Written exercise => Your job is to restate each entry word for word.

═════ Records shown ═════

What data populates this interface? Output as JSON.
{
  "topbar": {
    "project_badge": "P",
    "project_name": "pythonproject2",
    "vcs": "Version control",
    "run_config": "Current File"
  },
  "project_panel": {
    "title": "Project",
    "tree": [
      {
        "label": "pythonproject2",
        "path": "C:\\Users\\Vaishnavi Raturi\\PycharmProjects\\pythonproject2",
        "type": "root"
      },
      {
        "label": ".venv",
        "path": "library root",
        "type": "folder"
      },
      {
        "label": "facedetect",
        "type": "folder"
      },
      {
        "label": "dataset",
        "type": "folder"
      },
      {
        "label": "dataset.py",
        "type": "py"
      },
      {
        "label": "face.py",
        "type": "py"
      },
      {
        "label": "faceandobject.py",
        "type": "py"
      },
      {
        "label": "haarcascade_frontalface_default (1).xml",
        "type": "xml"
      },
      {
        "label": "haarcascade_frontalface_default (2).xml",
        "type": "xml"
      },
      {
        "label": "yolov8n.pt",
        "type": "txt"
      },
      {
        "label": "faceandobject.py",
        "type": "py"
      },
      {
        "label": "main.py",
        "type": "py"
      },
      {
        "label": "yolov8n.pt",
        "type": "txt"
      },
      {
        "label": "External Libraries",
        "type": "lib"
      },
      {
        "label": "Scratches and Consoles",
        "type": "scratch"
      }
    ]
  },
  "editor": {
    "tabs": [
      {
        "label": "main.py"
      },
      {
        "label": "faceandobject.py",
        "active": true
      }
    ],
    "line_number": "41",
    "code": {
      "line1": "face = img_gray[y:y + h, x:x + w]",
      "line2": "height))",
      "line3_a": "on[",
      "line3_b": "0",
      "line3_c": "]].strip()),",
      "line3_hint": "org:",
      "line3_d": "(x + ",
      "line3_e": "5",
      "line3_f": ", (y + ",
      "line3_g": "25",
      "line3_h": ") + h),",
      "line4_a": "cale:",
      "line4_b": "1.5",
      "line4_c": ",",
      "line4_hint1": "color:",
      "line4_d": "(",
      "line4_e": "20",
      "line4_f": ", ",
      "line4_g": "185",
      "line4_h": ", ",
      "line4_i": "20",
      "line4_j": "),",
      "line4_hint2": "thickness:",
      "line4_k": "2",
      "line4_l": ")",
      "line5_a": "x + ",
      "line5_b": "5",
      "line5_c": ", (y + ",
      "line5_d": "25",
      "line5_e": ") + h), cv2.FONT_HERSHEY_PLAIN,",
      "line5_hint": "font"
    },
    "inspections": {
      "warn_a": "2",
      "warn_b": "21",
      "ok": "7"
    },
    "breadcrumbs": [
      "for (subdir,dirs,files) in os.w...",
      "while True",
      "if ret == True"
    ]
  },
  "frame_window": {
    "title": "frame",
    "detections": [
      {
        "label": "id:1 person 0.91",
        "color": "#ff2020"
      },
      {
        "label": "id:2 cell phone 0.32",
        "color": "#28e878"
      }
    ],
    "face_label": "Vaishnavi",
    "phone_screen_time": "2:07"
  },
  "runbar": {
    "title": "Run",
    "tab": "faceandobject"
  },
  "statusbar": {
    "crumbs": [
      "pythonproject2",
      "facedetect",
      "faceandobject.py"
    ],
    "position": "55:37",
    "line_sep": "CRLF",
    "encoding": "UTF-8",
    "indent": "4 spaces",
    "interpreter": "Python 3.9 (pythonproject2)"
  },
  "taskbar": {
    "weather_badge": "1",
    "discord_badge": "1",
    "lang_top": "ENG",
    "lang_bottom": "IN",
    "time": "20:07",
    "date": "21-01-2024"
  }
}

═════

The output =>
What data populates this interface? Output as JSON.
{
  "topbar": {
    "project_badge": "P",
    "project_name": "pythonproject2",
    "vcs": "Version control",
    "run_config": "Current File"
  },
  "project_panel": {
    "title": "Project",
    "tree": [
      {
        "label": "pythonproject2",
        "path": "C:\\Users\\Vaishnavi Raturi\\PycharmProjects\\pythonproject2",
        "type": "root"
      },
      {
        "label": ".venv",
        "path": "library root",
        "type": "folder"
      },
      {
        "label": "facedetect",
        "type": "folder"
      },
      {
        "label": "dataset",
        "type": "folder"
      },
      {
        "label": "dataset.py",
        "type": "py"
      },
      {
        "label": "face.py",
        "type": "py"
      },
      {
        "label": "faceandobject.py",
        "type": "py"
      },
      {
        "label": "haarcascade_frontalface_default (1).xml",
        "type": "xml"
      },
      {
        "label": "haarcascade_frontalface_default (2).xml",
        "type": "xml"
      },
      {
        "label": "yolov8n.pt",
        "type": "txt"
      },
      {
        "label": "faceandobject.py",
        "type": "py"
      },
      {
        "label": "main.py",
        "type": "py"
      },
      {
        "label": "yolov8n.pt",
        "type": "txt"
      },
      {
        "label": "External Libraries",
        "type": "lib"
      },
      {
        "label": "Scratches and Consoles",
        "type": "scratch"
      }
    ]
  },
  "editor": {
    "tabs": [
      {
        "label": "main.py"
      },
      {
        "label": "faceandobject.py",
        "active": true
      }
    ],
    "line_number": "41",
    "code": {
      "line1": "face = img_gray[y:y + h, x:x + w]",
      "line2": "height))",
      "line3_a": "on[",
      "line3_b": "0",
      "line3_c": "]].strip()),",
      "line3_hint": "org:",
      "line3_d": "(x + ",
      "line3_e": "5",
      "line3_f": ", (y + ",
      "line3_g": "25",
      "line3_h": ") + h),",
      "line4_a": "cale:",
      "line4_b": "1.5",
      "line4_c": ",",
      "line4_hint1": "color:",
      "line4_d": "(",
      "line4_e": "20",
      "line4_f": ", ",
      "line4_g": "185",
      "line4_h": ", ",
      "line4_i": "20",
      "line4_j": "),",
      "line4_hint2": "thickness:",
      "line4_k": "2",
      "line4_l": ")",
      "line5_a": "x + ",
      "line5_b": "5",
      "line5_c": ", (y + ",
      "line5_d": "25",
      "line5_e": ") + h), cv2.FONT_HERSHEY_PLAIN,",
      "line5_hint": "font"
    },
    "inspections": {
      "warn_a": "2",
      "warn_b": "21",
      "ok": "7"
    },
    "breadcrumbs": [
      "for (subdir,dirs,files) in os.w...",
      "while True",
      "if ret == True"
    ]
  },
  "frame_window": {
    "title": "frame",
    "detections": [
      {
        "label": "id:1 person 0.91",
        "color": "#ff2020"
      },
      {
        "label": "id:2 cell phone 0.32",
        "color": "#28e878"
      }
    ],
    "face_label": "Vaishnavi",
    "phone_screen_time": "2:07"
  },
  "runbar": {
    "title": "Run",
    "tab": "faceandobject"
  },
  "statusbar": {
    "crumbs": [
      "pythonproject2",
      "facedetect",
      "faceandobject.py"
    ],
    "position": "55:37",
    "line_sep": "CRLF",
    "encoding": "UTF-8",
    "indent": "4 spaces",
    "interpreter": "Python 3.9 (pythonproject2)"
  },
  "taskbar": {
    "weather_badge": "1",
    "discord_badge": "1",
    "lang_top": "ENG",
    "lang_bottom": "IN",
    "time": "20:07",
    "date": "21-01-2024"
  }
}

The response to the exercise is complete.